**What the exercise asks**
All the records that follow need to be reproduced exactly. Omit the images.
-- start --
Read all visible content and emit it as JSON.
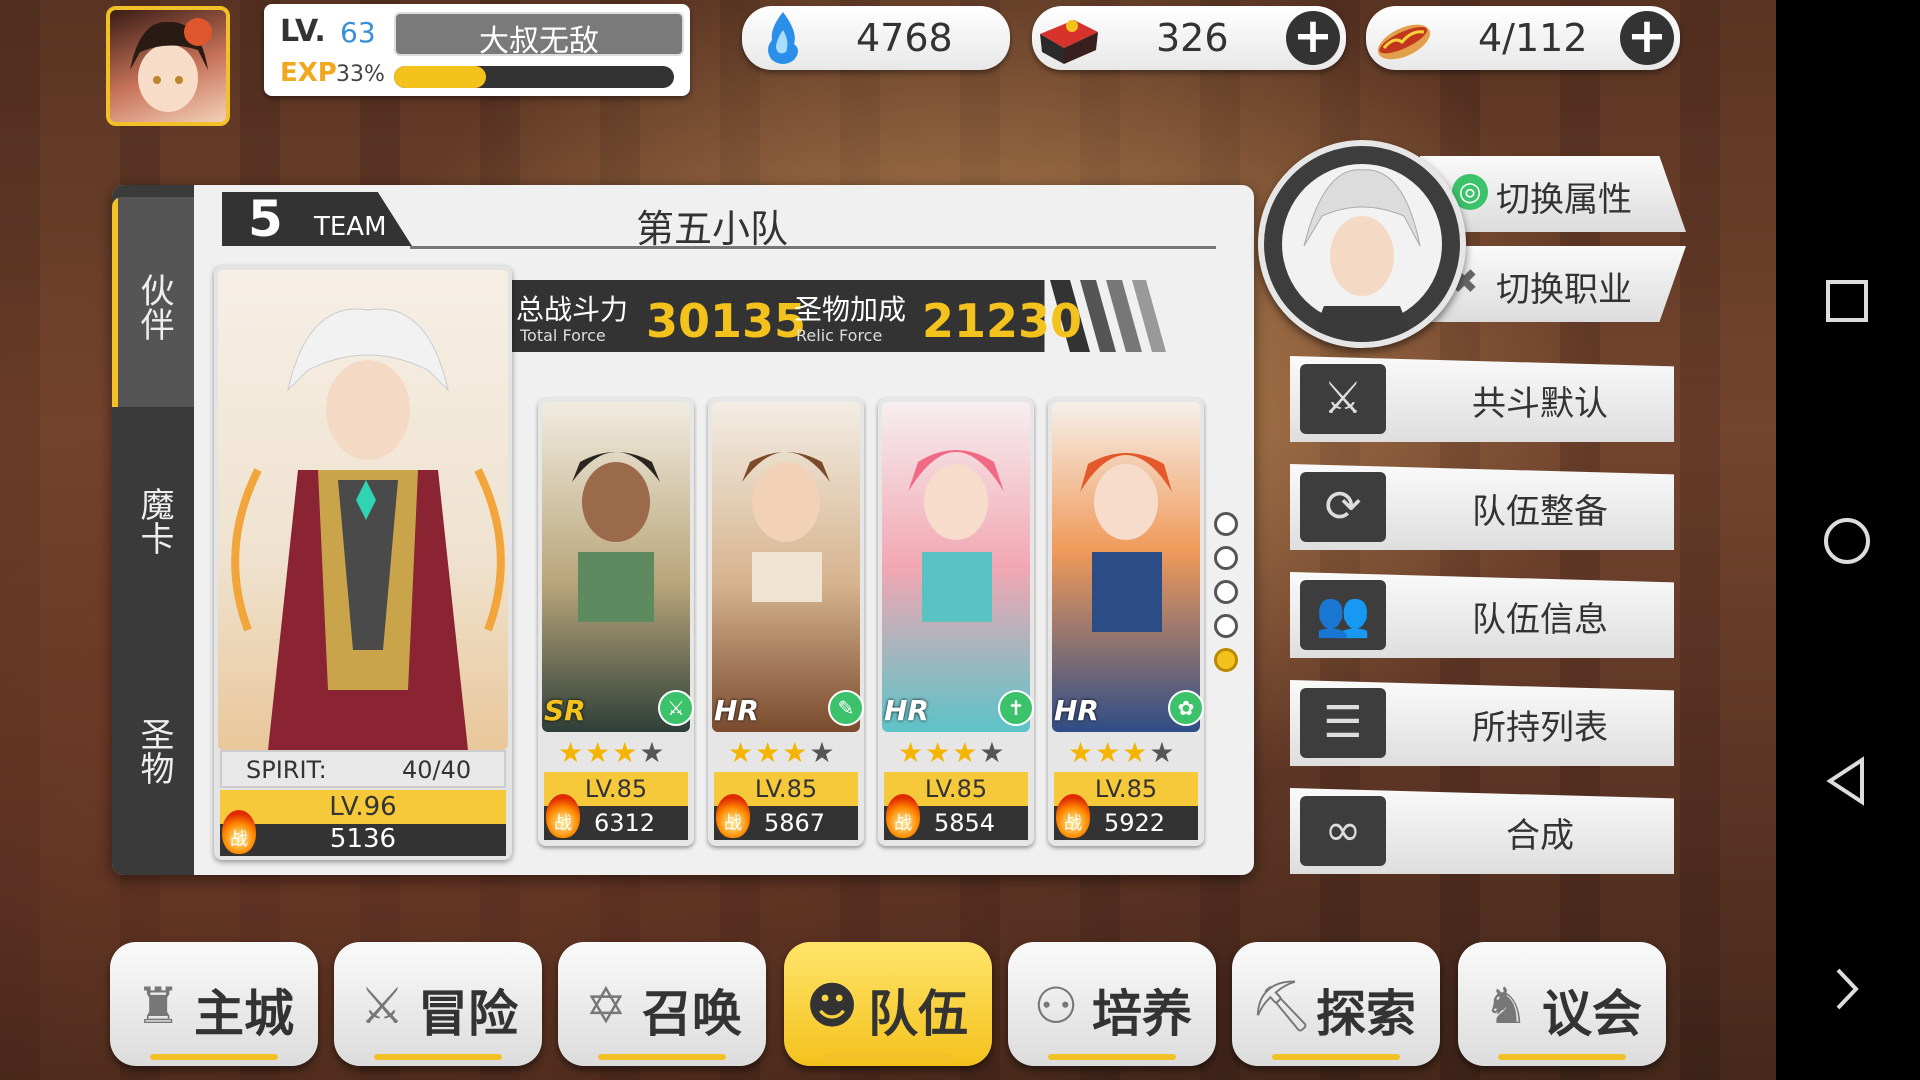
{
  "player": {
    "level_label": "LV.",
    "level_value": "63",
    "name": "大叔无敌",
    "exp_label": "EXP",
    "exp_percent_text": "33%",
    "exp_fraction": 0.33
  },
  "resources": [
    {
      "icon": "blue-flame-icon",
      "value": "4768",
      "has_plus": false
    },
    {
      "icon": "treasure-chest-icon",
      "value": "326",
      "has_plus": true
    },
    {
      "icon": "hotdog-icon",
      "value": "4/112",
      "has_plus": true
    }
  ],
  "side_tabs": [
    "伙伴",
    "魔卡",
    "圣物"
  ],
  "team": {
    "number": "5",
    "team_label": "TEAM",
    "name": "第五小队",
    "total_force_label": "总战斗力",
    "total_force_sub": "Total Force",
    "total_force_value": "30135",
    "relic_force_label": "圣物加成",
    "relic_force_sub": "Relic Force",
    "relic_force_value": "21230"
  },
  "leader": {
    "spirit_label": "SPIRIT:",
    "spirit_value": "40/40",
    "level": "LV.96",
    "power": "5136",
    "power_icon_text": "战"
  },
  "members": [
    {
      "rarity": "SR",
      "stars": 3,
      "max_stars": 4,
      "level": "LV.85",
      "power": "6312",
      "power_icon_text": "战"
    },
    {
      "rarity": "HR",
      "stars": 3,
      "max_stars": 4,
      "level": "LV.85",
      "power": "5867",
      "power_icon_text": "战"
    },
    {
      "rarity": "HR",
      "stars": 3,
      "max_stars": 4,
      "level": "LV.85",
      "power": "5854",
      "power_icon_text": "战"
    },
    {
      "rarity": "HR",
      "stars": 3,
      "max_stars": 4,
      "level": "LV.85",
      "power": "5922",
      "power_icon_text": "战"
    }
  ],
  "page_dots": {
    "count": 5,
    "active_index": 4
  },
  "switch_buttons": {
    "attribute": "切换属性",
    "job": "切换职业"
  },
  "right_menu": [
    {
      "label": "共斗默认",
      "icon": "crossed-swords-icon"
    },
    {
      "label": "队伍整备",
      "icon": "cycle-icon"
    },
    {
      "label": "队伍信息",
      "icon": "team-info-icon"
    },
    {
      "label": "所持列表",
      "icon": "list-icon"
    },
    {
      "label": "合成",
      "icon": "infinity-icon"
    }
  ],
  "bottom_nav": [
    {
      "label": "主城",
      "icon": "castle-icon",
      "active": false
    },
    {
      "label": "冒险",
      "icon": "swords-icon",
      "active": false
    },
    {
      "label": "召唤",
      "icon": "summon-star-icon",
      "active": false
    },
    {
      "label": "队伍",
      "icon": "team-mask-icon",
      "active": true
    },
    {
      "label": "培养",
      "icon": "train-icon",
      "active": false
    },
    {
      "label": "探索",
      "icon": "explore-icon",
      "active": false
    },
    {
      "label": "议会",
      "icon": "council-icon",
      "active": false
    }
  ],
  "colors": {
    "accent": "#f4c21d",
    "panel": "#f0f0f0",
    "dark": "#3a3a3a",
    "power_orange": "#ff8a00",
    "type_green": "#3cc26a"
  }
}
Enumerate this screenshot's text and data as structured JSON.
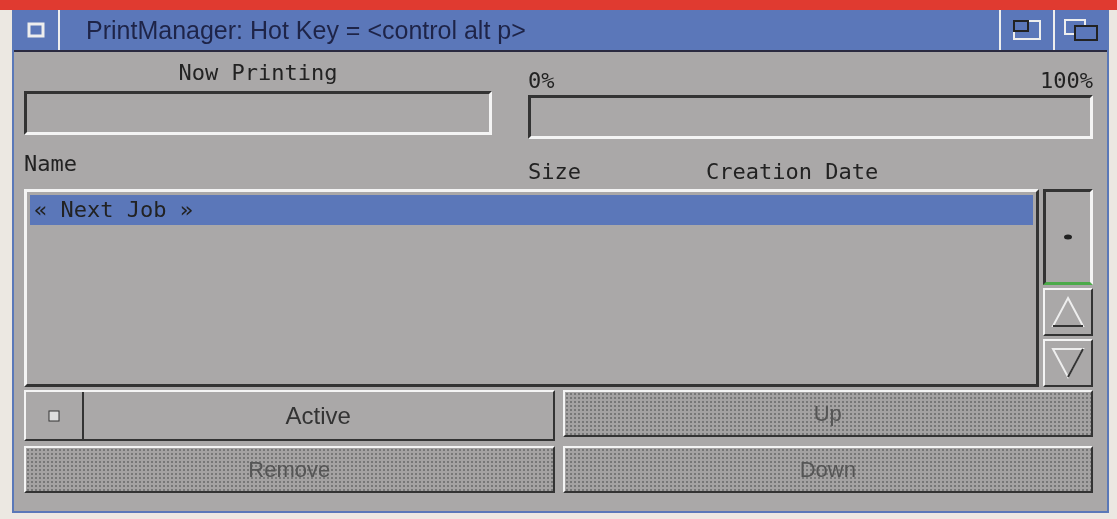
{
  "window": {
    "title": "PrintManager: Hot Key = <control alt p>"
  },
  "now_printing": {
    "label": "Now Printing"
  },
  "progress": {
    "start_label": "0%",
    "end_label": "100%"
  },
  "columns": [
    "Name",
    "Size",
    "Creation Date"
  ],
  "jobs": [
    {
      "name": "« Next Job »",
      "selected": true
    }
  ],
  "active": {
    "label": "Active",
    "checked": false
  },
  "buttons": [
    {
      "label": "Up",
      "disabled": true
    },
    {
      "label": "Remove",
      "disabled": true
    },
    {
      "label": "Down",
      "disabled": true
    }
  ]
}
-- end --
**Answer for the task**
Read all visible content and emit it as JSON.
{
  "player": {
    "level_label": "LV.",
    "level_value": "63",
    "name": "大叔无敌",
    "exp_label": "EXP",
    "exp_percent_text": "33%",
    "exp_fraction": 0.33
  },
  "resources": [
    {
      "icon": "blue-flame-icon",
      "value": "4768",
      "has_plus": false
    },
    {
      "icon": "treasure-chest-icon",
      "value": "326",
      "has_plus": true
    },
    {
      "icon": "hotdog-icon",
      "value": "4/112",
      "has_plus": true
    }
  ],
  "side_tabs": [
    "伙伴",
    "魔卡",
    "圣物"
  ],
  "team": {
    "number": "5",
    "team_label": "TEAM",
    "name": "第五小队",
    "total_force_label": "总战斗力",
    "total_force_sub": "Total Force",
    "total_force_value": "30135",
    "relic_force_label": "圣物加成",
    "relic_force_sub": "Relic Force",
    "relic_force_value": "21230"
  },
  "leader": {
    "spirit_label": "SPIRIT:",
    "spirit_value": "40/40",
    "level": "LV.96",
    "power": "5136",
    "power_icon_text": "战"
  },
  "members": [
    {
      "rarity": "SR",
      "stars": 3,
      "max_stars": 4,
      "level": "LV.85",
      "power": "6312",
      "power_icon_text": "战"
    },
    {
      "rarity": "HR",
      "stars": 3,
      "max_stars": 4,
      "level": "LV.85",
      "power": "5867",
      "power_icon_text": "战"
    },
    {
      "rarity": "HR",
      "stars": 3,
      "max_stars": 4,
      "level": "LV.85",
      "power": "5854",
      "power_icon_text": "战"
    },
    {
      "rarity": "HR",
      "stars": 3,
      "max_stars": 4,
      "level": "LV.85",
      "power": "5922",
      "power_icon_text": "战"
    }
  ],
  "page_dots": {
    "count": 5,
    "active_index": 4
  },
  "switch_buttons": {
    "attribute": "切换属性",
    "job": "切换职业"
  },
  "right_menu": [
    {
      "label": "共斗默认",
      "icon": "crossed-swords-icon"
    },
    {
      "label": "队伍整备",
      "icon": "cycle-icon"
    },
    {
      "label": "队伍信息",
      "icon": "team-info-icon"
    },
    {
      "label": "所持列表",
      "icon": "list-icon"
    },
    {
      "label": "合成",
      "icon": "infinity-icon"
    }
  ],
  "bottom_nav": [
    {
      "label": "主城",
      "icon": "castle-icon",
      "active": false
    },
    {
      "label": "冒险",
      "icon": "swords-icon",
      "active": false
    },
    {
      "label": "召唤",
      "icon": "summon-star-icon",
      "active": false
    },
    {
      "label": "队伍",
      "icon": "team-mask-icon",
      "active": true
    },
    {
      "label": "培养",
      "icon": "train-icon",
      "active": false
    },
    {
      "label": "探索",
      "icon": "explore-icon",
      "active": false
    },
    {
      "label": "议会",
      "icon": "council-icon",
      "active": false
    }
  ],
  "colors": {
    "accent": "#f4c21d",
    "panel": "#f0f0f0",
    "dark": "#3a3a3a",
    "power_orange": "#ff8a00",
    "type_green": "#3cc26a"
  }
}
Enumerate this screenshot's text and data as structured JSON.
{
  "window": {
    "title": "PrintManager: Hot Key = <control alt p>"
  },
  "now_printing": {
    "label": "Now Printing"
  },
  "progress": {
    "start_label": "0%",
    "end_label": "100%"
  },
  "columns": [
    "Name",
    "Size",
    "Creation Date"
  ],
  "jobs": [
    {
      "name": "« Next Job »",
      "selected": true
    }
  ],
  "active": {
    "label": "Active",
    "checked": false
  },
  "buttons": [
    {
      "label": "Up",
      "disabled": true
    },
    {
      "label": "Remove",
      "disabled": true
    },
    {
      "label": "Down",
      "disabled": true
    }
  ]
}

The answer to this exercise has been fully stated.